* _STATED EXERCISE_
Give the entries again exactly, every one of them.

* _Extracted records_
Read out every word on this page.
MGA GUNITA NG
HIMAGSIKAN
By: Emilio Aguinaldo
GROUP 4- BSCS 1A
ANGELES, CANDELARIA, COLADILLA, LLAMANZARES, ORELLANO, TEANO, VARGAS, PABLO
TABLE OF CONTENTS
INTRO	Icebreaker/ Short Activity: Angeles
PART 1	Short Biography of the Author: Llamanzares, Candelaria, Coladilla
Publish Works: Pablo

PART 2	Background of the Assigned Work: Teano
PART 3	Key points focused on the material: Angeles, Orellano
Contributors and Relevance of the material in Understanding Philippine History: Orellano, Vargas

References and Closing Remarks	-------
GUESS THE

* _WRITTEN RESPONSE_
Read out every word on this page.
MGA GUNITA NG
HIMAGSIKAN
By: Emilio Aguinaldo
GROUP 4- BSCS 1A
ANGELES, CANDELARIA, COLADILLA, LLAMANZARES, ORELLANO, TEANO, VARGAS, PABLO
TABLE OF CONTENTS
INTRO	Icebreaker/ Short Activity: Angeles
PART 1	Short Biography of the Author: Llamanzares, Candelaria, Coladilla
Publish Works: Pablo

PART 2	Background of the Assigned Work: Teano
PART 3	Key points focused on the material: Angeles, Orellano
Contributors and Relevance of the material in Understanding Philippine History: Orellano, Vargas

References and Closing Remarks	-------
GUESS THE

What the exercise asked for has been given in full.